===== Provided records
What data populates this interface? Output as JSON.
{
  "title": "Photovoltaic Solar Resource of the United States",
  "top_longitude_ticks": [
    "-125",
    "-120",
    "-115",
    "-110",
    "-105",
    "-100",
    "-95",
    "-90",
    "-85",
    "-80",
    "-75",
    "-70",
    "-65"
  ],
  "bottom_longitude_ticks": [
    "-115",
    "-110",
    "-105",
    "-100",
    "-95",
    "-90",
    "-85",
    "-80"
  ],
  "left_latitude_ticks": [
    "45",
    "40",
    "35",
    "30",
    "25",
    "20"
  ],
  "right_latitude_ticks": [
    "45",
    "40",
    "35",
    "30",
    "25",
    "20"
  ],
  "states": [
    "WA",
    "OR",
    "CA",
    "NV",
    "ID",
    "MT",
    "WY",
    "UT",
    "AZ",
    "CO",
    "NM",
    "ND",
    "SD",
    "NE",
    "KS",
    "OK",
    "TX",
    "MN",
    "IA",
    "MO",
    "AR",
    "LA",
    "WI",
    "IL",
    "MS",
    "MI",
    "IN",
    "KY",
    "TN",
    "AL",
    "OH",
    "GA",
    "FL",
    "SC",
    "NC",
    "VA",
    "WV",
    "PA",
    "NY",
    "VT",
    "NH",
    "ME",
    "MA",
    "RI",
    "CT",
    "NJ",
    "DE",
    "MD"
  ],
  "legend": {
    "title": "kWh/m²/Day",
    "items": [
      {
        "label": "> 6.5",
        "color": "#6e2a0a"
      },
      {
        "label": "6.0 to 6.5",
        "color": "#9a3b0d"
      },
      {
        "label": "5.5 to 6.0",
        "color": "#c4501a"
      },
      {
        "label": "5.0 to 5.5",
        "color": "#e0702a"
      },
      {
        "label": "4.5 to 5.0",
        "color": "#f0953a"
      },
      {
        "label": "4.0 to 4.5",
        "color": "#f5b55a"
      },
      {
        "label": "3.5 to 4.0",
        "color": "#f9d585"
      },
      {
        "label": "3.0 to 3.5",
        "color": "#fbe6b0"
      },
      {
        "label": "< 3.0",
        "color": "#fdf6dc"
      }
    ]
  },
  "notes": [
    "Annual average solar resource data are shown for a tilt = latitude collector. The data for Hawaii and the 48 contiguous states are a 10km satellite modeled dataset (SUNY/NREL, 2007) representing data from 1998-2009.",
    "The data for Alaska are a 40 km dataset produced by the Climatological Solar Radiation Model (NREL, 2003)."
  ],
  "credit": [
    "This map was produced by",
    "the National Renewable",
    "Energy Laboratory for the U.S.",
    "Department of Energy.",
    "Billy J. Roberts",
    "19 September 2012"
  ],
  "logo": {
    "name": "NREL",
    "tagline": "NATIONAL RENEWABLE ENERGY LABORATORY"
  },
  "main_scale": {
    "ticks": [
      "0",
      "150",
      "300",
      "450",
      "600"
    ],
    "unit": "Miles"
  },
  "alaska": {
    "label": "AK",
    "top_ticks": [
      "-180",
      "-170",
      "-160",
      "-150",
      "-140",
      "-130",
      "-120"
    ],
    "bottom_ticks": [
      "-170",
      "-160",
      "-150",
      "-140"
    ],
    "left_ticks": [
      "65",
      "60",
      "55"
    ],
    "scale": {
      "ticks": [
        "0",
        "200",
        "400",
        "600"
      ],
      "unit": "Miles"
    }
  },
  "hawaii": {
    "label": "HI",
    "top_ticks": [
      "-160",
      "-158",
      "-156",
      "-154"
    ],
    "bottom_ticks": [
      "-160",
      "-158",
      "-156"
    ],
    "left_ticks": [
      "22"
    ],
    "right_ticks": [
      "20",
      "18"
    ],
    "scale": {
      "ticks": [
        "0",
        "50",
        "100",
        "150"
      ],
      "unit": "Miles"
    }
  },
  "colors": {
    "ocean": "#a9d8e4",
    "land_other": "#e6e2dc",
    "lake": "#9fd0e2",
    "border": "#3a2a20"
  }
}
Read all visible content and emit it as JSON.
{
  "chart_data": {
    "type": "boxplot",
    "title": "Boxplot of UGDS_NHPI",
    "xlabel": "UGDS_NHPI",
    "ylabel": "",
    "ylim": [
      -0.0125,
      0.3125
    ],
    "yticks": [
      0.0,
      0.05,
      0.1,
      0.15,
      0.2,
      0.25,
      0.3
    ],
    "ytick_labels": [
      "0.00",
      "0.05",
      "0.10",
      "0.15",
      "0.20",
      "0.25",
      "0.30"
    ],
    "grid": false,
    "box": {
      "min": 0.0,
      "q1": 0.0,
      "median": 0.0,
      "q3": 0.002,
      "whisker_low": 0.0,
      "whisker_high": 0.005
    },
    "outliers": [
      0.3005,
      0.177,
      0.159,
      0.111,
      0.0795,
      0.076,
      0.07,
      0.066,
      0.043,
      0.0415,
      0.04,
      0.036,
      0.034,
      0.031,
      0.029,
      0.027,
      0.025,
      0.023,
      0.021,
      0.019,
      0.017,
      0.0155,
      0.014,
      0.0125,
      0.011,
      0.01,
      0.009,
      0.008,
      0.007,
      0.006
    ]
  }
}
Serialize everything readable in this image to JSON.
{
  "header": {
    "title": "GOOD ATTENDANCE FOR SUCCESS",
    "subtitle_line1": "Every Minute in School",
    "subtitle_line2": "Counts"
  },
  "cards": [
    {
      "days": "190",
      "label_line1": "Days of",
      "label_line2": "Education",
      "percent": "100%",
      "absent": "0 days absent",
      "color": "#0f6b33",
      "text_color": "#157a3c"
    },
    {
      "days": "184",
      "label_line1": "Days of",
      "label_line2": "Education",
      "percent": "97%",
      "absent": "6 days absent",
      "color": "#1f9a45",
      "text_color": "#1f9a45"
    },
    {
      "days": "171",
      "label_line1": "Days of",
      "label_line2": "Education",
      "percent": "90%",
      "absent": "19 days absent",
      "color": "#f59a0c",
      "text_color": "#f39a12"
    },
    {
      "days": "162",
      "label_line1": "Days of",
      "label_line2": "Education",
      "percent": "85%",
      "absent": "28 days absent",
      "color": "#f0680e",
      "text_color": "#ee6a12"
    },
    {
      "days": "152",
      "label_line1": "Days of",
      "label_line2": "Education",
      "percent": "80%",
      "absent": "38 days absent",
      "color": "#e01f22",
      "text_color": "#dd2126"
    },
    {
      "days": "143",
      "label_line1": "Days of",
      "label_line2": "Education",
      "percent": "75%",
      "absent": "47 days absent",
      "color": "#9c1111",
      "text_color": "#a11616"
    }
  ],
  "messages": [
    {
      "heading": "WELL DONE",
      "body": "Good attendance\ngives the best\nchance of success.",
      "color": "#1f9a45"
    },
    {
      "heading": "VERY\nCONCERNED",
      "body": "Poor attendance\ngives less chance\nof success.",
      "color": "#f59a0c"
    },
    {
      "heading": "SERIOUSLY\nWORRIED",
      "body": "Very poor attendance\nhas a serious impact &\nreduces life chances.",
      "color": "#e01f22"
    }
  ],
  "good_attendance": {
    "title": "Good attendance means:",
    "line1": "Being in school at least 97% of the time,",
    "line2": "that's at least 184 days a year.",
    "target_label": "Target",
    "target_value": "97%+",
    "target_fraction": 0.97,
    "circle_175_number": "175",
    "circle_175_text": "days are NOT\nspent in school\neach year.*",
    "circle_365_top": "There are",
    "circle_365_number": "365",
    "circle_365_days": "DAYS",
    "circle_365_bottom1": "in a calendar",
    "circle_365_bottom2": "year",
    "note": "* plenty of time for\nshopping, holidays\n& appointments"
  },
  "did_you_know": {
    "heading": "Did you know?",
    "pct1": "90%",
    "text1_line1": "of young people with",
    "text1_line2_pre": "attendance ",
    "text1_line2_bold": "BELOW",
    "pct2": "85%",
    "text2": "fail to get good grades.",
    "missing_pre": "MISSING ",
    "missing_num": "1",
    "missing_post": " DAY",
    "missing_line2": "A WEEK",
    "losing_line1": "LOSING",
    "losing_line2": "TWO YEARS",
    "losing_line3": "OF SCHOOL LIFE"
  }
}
==========
◆ **Objective**
Copy every line of the material in which the word "time" occurs.

◆ **Solution below**
    "line1": "Being in school at least 97% of the time,",
    "note": "* plenty of time for\nshopping, holidays\n& appointments"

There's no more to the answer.